[Stated goal] Word for word, copy all the data and drop the pictures.

[Information provided]
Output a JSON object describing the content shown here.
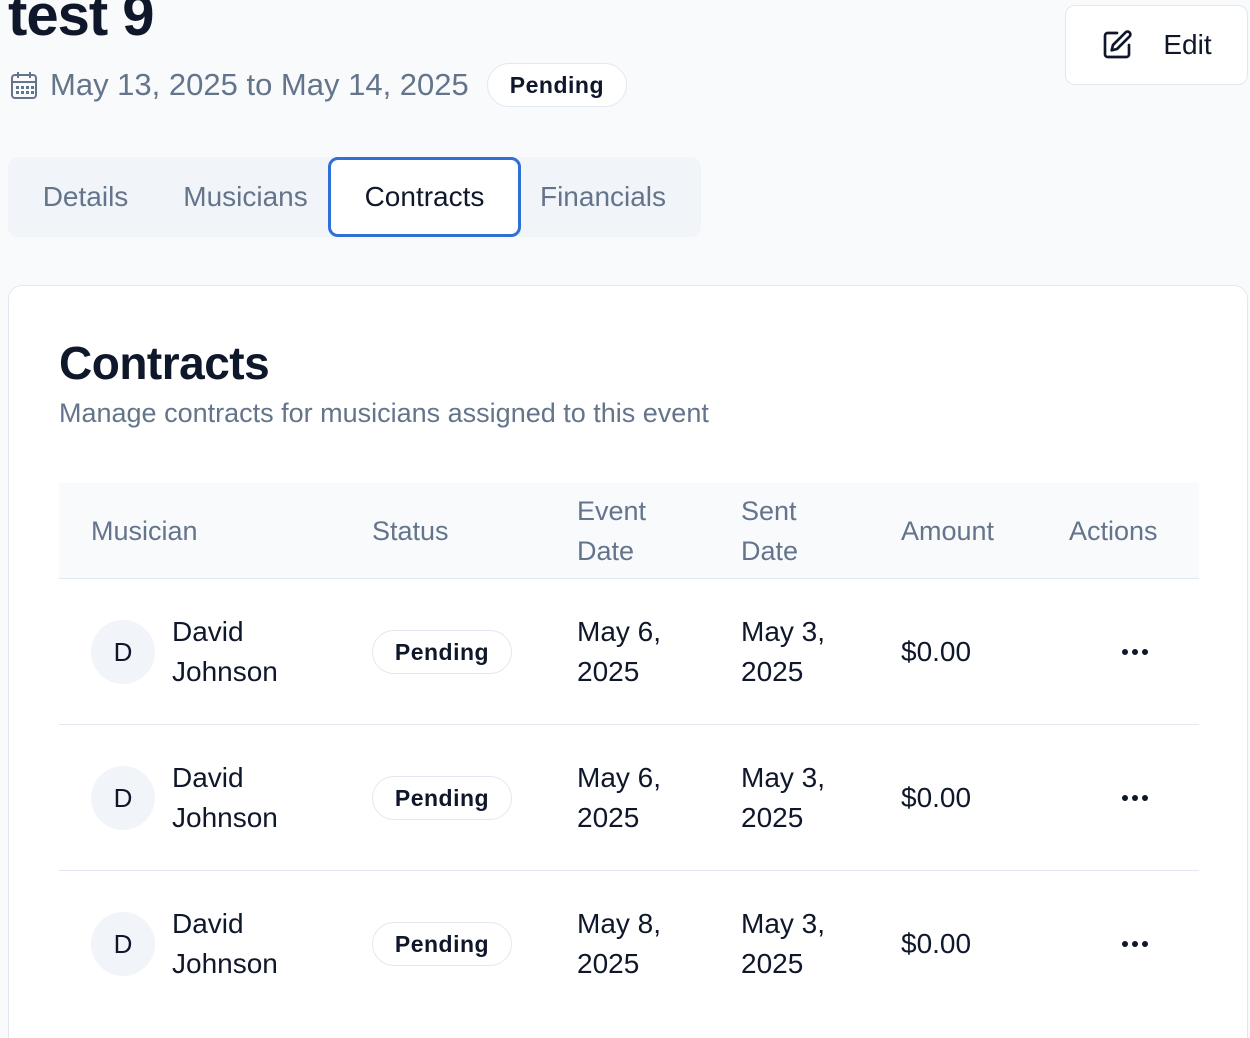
{
  "header": {
    "title": "test 9",
    "date_range": "May 13, 2025 to May 14, 2025",
    "status": "Pending",
    "edit_label": "Edit"
  },
  "tabs": [
    {
      "label": "Details",
      "active": false
    },
    {
      "label": "Musicians",
      "active": false
    },
    {
      "label": "Contracts",
      "active": true
    },
    {
      "label": "Financials",
      "active": false
    }
  ],
  "contracts": {
    "title": "Contracts",
    "subtitle": "Manage contracts for musicians assigned to this event",
    "columns": {
      "musician": "Musician",
      "status": "Status",
      "event_date": "Event Date",
      "sent_date": "Sent Date",
      "amount": "Amount",
      "actions": "Actions"
    },
    "rows": [
      {
        "initial": "D",
        "first": "David",
        "last": "Johnson",
        "status": "Pending",
        "event_date_1": "May 6,",
        "event_date_2": "2025",
        "sent_date_1": "May 3,",
        "sent_date_2": "2025",
        "amount": "$0.00"
      },
      {
        "initial": "D",
        "first": "David",
        "last": "Johnson",
        "status": "Pending",
        "event_date_1": "May 6,",
        "event_date_2": "2025",
        "sent_date_1": "May 3,",
        "sent_date_2": "2025",
        "amount": "$0.00"
      },
      {
        "initial": "D",
        "first": "David",
        "last": "Johnson",
        "status": "Pending",
        "event_date_1": "May 8,",
        "event_date_2": "2025",
        "sent_date_1": "May 3,",
        "sent_date_2": "2025",
        "amount": "$0.00"
      }
    ]
  },
  "icons": {
    "calendar": "calendar-icon",
    "edit": "pencil-square-icon",
    "actions": "more-horizontal-icon"
  },
  "colors": {
    "accent": "#2f6fd6",
    "muted_text": "#64748b",
    "border": "#e2e8f0"
  }
}
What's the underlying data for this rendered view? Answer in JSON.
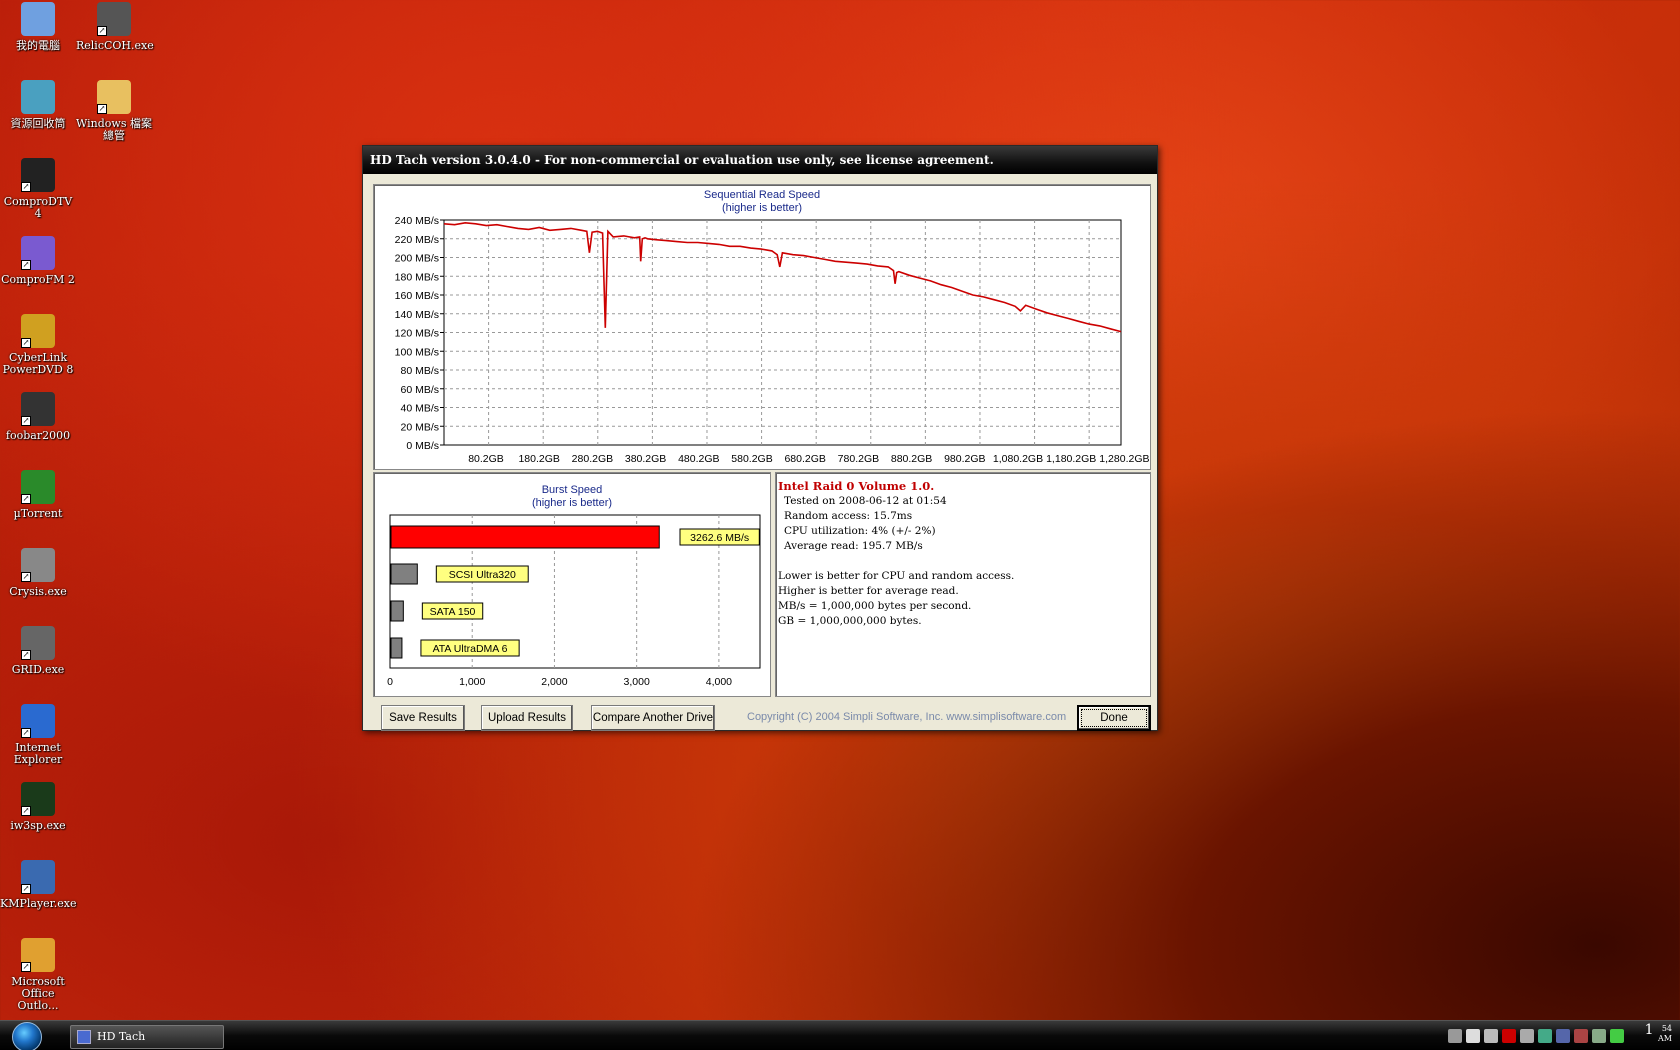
{
  "desktop": {
    "icons": [
      {
        "label": "我的電腦",
        "icon": "my-computer-icon"
      },
      {
        "label": "RelicCOH.exe",
        "icon": "coh-icon"
      },
      {
        "label": "資源回收筒",
        "icon": "recycle-bin-icon"
      },
      {
        "label": "Windows 檔案總管",
        "icon": "explorer-folder-icon"
      },
      {
        "label": "ComproDTV 4",
        "icon": "comprodtv-icon"
      },
      {
        "label": "ComproFM 2",
        "icon": "comprofm-icon"
      },
      {
        "label": "CyberLink PowerDVD 8",
        "icon": "powerdvd-icon"
      },
      {
        "label": "foobar2000",
        "icon": "foobar-icon"
      },
      {
        "label": "µTorrent",
        "icon": "utorrent-icon"
      },
      {
        "label": "Crysis.exe",
        "icon": "crysis-icon"
      },
      {
        "label": "GRID.exe",
        "icon": "grid-icon"
      },
      {
        "label": "Internet Explorer",
        "icon": "ie-icon"
      },
      {
        "label": "iw3sp.exe",
        "icon": "cod4-icon"
      },
      {
        "label": "KMPlayer.exe",
        "icon": "kmplayer-icon"
      },
      {
        "label": "Microsoft Office Outlo...",
        "icon": "outlook-icon"
      }
    ]
  },
  "window": {
    "title": "HD Tach version 3.0.4.0  - For non-commercial or evaluation use only, see license agreement.",
    "buttons": {
      "save": "Save Results",
      "upload": "Upload Results",
      "compare": "Compare Another Drive",
      "done": "Done"
    },
    "copyright": "Copyright (C) 2004 Simpli Software, Inc. www.simplisoftware.com"
  },
  "info": {
    "title": "Intel Raid 0 Volume 1.0.",
    "tested": "Tested on 2008-06-12 at 01:54",
    "random_access": "Random access: 15.7ms",
    "cpu": "CPU utilization: 4% (+/- 2%)",
    "average": "Average read: 195.7 MB/s",
    "note1": "Lower is better for CPU and random access.",
    "note2": "Higher is better for average read.",
    "note3": "MB/s = 1,000,000 bytes per second.",
    "note4": "GB = 1,000,000,000 bytes."
  },
  "chart_data": [
    {
      "type": "line",
      "title": "Sequential Read Speed",
      "subtitle": "(higher is better)",
      "ylim": [
        0,
        240
      ],
      "y_ticks": [
        "0 MB/s",
        "20 MB/s",
        "40 MB/s",
        "60 MB/s",
        "80 MB/s",
        "100 MB/s",
        "120 MB/s",
        "140 MB/s",
        "160 MB/s",
        "180 MB/s",
        "200 MB/s",
        "220 MB/s",
        "240 MB/s"
      ],
      "x_ticks": [
        "80.2GB",
        "180.2GB",
        "280.2GB",
        "380.2GB",
        "480.2GB",
        "580.2GB",
        "680.2GB",
        "780.2GB",
        "880.2GB",
        "980.2GB",
        "1,080.2GB",
        "1,180.2GB",
        "1,280.2GB"
      ],
      "xlim": [
        0,
        1280.2
      ],
      "grid": true,
      "color": "#cc0000",
      "series": [
        {
          "x": [
            0,
            20,
            40,
            60,
            80,
            100,
            120,
            140,
            160,
            180,
            200,
            220,
            240,
            260,
            270,
            275,
            280,
            290,
            300,
            305,
            310,
            320,
            340,
            360,
            370,
            372,
            375,
            380,
            385,
            400,
            420,
            440,
            460,
            480,
            500,
            520,
            540,
            560,
            580,
            600,
            620,
            630,
            635,
            640,
            660,
            680,
            700,
            720,
            740,
            760,
            780,
            800,
            820,
            840,
            850,
            853,
            856,
            860,
            880,
            900,
            920,
            940,
            960,
            980,
            1000,
            1020,
            1040,
            1060,
            1080,
            1090,
            1100,
            1120,
            1140,
            1160,
            1180,
            1200,
            1220,
            1240,
            1260,
            1280
          ],
          "y": [
            236,
            235,
            237,
            236,
            234,
            235,
            233,
            231,
            230,
            232,
            229,
            230,
            231,
            229,
            228,
            205,
            227,
            228,
            226,
            125,
            228,
            222,
            223,
            221,
            222,
            196,
            220,
            221,
            220,
            219,
            218,
            217,
            216,
            216,
            215,
            214,
            212,
            212,
            210,
            209,
            207,
            203,
            190,
            205,
            203,
            202,
            200,
            198,
            196,
            195,
            194,
            193,
            191,
            190,
            186,
            172,
            184,
            185,
            181,
            178,
            175,
            171,
            168,
            164,
            160,
            158,
            155,
            152,
            148,
            143,
            149,
            145,
            141,
            138,
            135,
            132,
            129,
            127,
            124,
            121
          ]
        }
      ]
    },
    {
      "type": "bar",
      "title": "Burst Speed",
      "subtitle": "(higher is better)",
      "categories": [
        "3262.6 MB/s",
        "SCSI Ultra320",
        "SATA 150",
        "ATA UltraDMA 6"
      ],
      "values": [
        3262.6,
        320,
        150,
        133
      ],
      "bar_colors": [
        "#ff0000",
        "#808080",
        "#808080",
        "#808080"
      ],
      "xlim": [
        0,
        4500
      ],
      "x_ticks": [
        "0",
        "1,000",
        "2,000",
        "3,000",
        "4,000"
      ],
      "grid": true
    }
  ],
  "taskbar": {
    "task": "HD Tach",
    "clock_hour": "1",
    "clock_min": "54",
    "clock_ampm": "AM"
  }
}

[Exercise response]
Output a JSON object describing the content shown here.
{
  "header": {
    "title": "test 9",
    "date_range": "May 13, 2025 to May 14, 2025",
    "status": "Pending",
    "edit_label": "Edit"
  },
  "tabs": [
    {
      "label": "Details",
      "active": false
    },
    {
      "label": "Musicians",
      "active": false
    },
    {
      "label": "Contracts",
      "active": true
    },
    {
      "label": "Financials",
      "active": false
    }
  ],
  "contracts": {
    "title": "Contracts",
    "subtitle": "Manage contracts for musicians assigned to this event",
    "columns": {
      "musician": "Musician",
      "status": "Status",
      "event_date": "Event Date",
      "sent_date": "Sent Date",
      "amount": "Amount",
      "actions": "Actions"
    },
    "rows": [
      {
        "initial": "D",
        "first": "David",
        "last": "Johnson",
        "status": "Pending",
        "event_date_1": "May 6,",
        "event_date_2": "2025",
        "sent_date_1": "May 3,",
        "sent_date_2": "2025",
        "amount": "$0.00"
      },
      {
        "initial": "D",
        "first": "David",
        "last": "Johnson",
        "status": "Pending",
        "event_date_1": "May 6,",
        "event_date_2": "2025",
        "sent_date_1": "May 3,",
        "sent_date_2": "2025",
        "amount": "$0.00"
      },
      {
        "initial": "D",
        "first": "David",
        "last": "Johnson",
        "status": "Pending",
        "event_date_1": "May 8,",
        "event_date_2": "2025",
        "sent_date_1": "May 3,",
        "sent_date_2": "2025",
        "amount": "$0.00"
      }
    ]
  },
  "icons": {
    "calendar": "calendar-icon",
    "edit": "pencil-square-icon",
    "actions": "more-horizontal-icon"
  },
  "colors": {
    "accent": "#2f6fd6",
    "muted_text": "#64748b",
    "border": "#e2e8f0"
  }
}
What's the underlying data for this rendered view? Answer in JSON.
{
  "desktop": {
    "icons": [
      {
        "label": "我的電腦",
        "icon": "my-computer-icon"
      },
      {
        "label": "RelicCOH.exe",
        "icon": "coh-icon"
      },
      {
        "label": "資源回收筒",
        "icon": "recycle-bin-icon"
      },
      {
        "label": "Windows 檔案總管",
        "icon": "explorer-folder-icon"
      },
      {
        "label": "ComproDTV 4",
        "icon": "comprodtv-icon"
      },
      {
        "label": "ComproFM 2",
        "icon": "comprofm-icon"
      },
      {
        "label": "CyberLink PowerDVD 8",
        "icon": "powerdvd-icon"
      },
      {
        "label": "foobar2000",
        "icon": "foobar-icon"
      },
      {
        "label": "µTorrent",
        "icon": "utorrent-icon"
      },
      {
        "label": "Crysis.exe",
        "icon": "crysis-icon"
      },
      {
        "label": "GRID.exe",
        "icon": "grid-icon"
      },
      {
        "label": "Internet Explorer",
        "icon": "ie-icon"
      },
      {
        "label": "iw3sp.exe",
        "icon": "cod4-icon"
      },
      {
        "label": "KMPlayer.exe",
        "icon": "kmplayer-icon"
      },
      {
        "label": "Microsoft Office Outlo...",
        "icon": "outlook-icon"
      }
    ]
  },
  "window": {
    "title": "HD Tach version 3.0.4.0  - For non-commercial or evaluation use only, see license agreement.",
    "buttons": {
      "save": "Save Results",
      "upload": "Upload Results",
      "compare": "Compare Another Drive",
      "done": "Done"
    },
    "copyright": "Copyright (C) 2004 Simpli Software, Inc. www.simplisoftware.com"
  },
  "info": {
    "title": "Intel Raid 0 Volume 1.0.",
    "tested": "Tested on 2008-06-12 at 01:54",
    "random_access": "Random access: 15.7ms",
    "cpu": "CPU utilization: 4% (+/- 2%)",
    "average": "Average read: 195.7 MB/s",
    "note1": "Lower is better for CPU and random access.",
    "note2": "Higher is better for average read.",
    "note3": "MB/s = 1,000,000 bytes per second.",
    "note4": "GB = 1,000,000,000 bytes."
  },
  "chart_data": [
    {
      "type": "line",
      "title": "Sequential Read Speed",
      "subtitle": "(higher is better)",
      "ylim": [
        0,
        240
      ],
      "y_ticks": [
        "0 MB/s",
        "20 MB/s",
        "40 MB/s",
        "60 MB/s",
        "80 MB/s",
        "100 MB/s",
        "120 MB/s",
        "140 MB/s",
        "160 MB/s",
        "180 MB/s",
        "200 MB/s",
        "220 MB/s",
        "240 MB/s"
      ],
      "x_ticks": [
        "80.2GB",
        "180.2GB",
        "280.2GB",
        "380.2GB",
        "480.2GB",
        "580.2GB",
        "680.2GB",
        "780.2GB",
        "880.2GB",
        "980.2GB",
        "1,080.2GB",
        "1,180.2GB",
        "1,280.2GB"
      ],
      "xlim": [
        0,
        1280.2
      ],
      "grid": true,
      "color": "#cc0000",
      "series": [
        {
          "x": [
            0,
            20,
            40,
            60,
            80,
            100,
            120,
            140,
            160,
            180,
            200,
            220,
            240,
            260,
            270,
            275,
            280,
            290,
            300,
            305,
            310,
            320,
            340,
            360,
            370,
            372,
            375,
            380,
            385,
            400,
            420,
            440,
            460,
            480,
            500,
            520,
            540,
            560,
            580,
            600,
            620,
            630,
            635,
            640,
            660,
            680,
            700,
            720,
            740,
            760,
            780,
            800,
            820,
            840,
            850,
            853,
            856,
            860,
            880,
            900,
            920,
            940,
            960,
            980,
            1000,
            1020,
            1040,
            1060,
            1080,
            1090,
            1100,
            1120,
            1140,
            1160,
            1180,
            1200,
            1220,
            1240,
            1260,
            1280
          ],
          "y": [
            236,
            235,
            237,
            236,
            234,
            235,
            233,
            231,
            230,
            232,
            229,
            230,
            231,
            229,
            228,
            205,
            227,
            228,
            226,
            125,
            228,
            222,
            223,
            221,
            222,
            196,
            220,
            221,
            220,
            219,
            218,
            217,
            216,
            216,
            215,
            214,
            212,
            212,
            210,
            209,
            207,
            203,
            190,
            205,
            203,
            202,
            200,
            198,
            196,
            195,
            194,
            193,
            191,
            190,
            186,
            172,
            184,
            185,
            181,
            178,
            175,
            171,
            168,
            164,
            160,
            158,
            155,
            152,
            148,
            143,
            149,
            145,
            141,
            138,
            135,
            132,
            129,
            127,
            124,
            121
          ]
        }
      ]
    },
    {
      "type": "bar",
      "title": "Burst Speed",
      "subtitle": "(higher is better)",
      "categories": [
        "3262.6 MB/s",
        "SCSI Ultra320",
        "SATA 150",
        "ATA UltraDMA 6"
      ],
      "values": [
        3262.6,
        320,
        150,
        133
      ],
      "bar_colors": [
        "#ff0000",
        "#808080",
        "#808080",
        "#808080"
      ],
      "xlim": [
        0,
        4500
      ],
      "x_ticks": [
        "0",
        "1,000",
        "2,000",
        "3,000",
        "4,000"
      ],
      "grid": true
    }
  ],
  "taskbar": {
    "task": "HD Tach",
    "clock_hour": "1",
    "clock_min": "54",
    "clock_ampm": "AM"
  }
}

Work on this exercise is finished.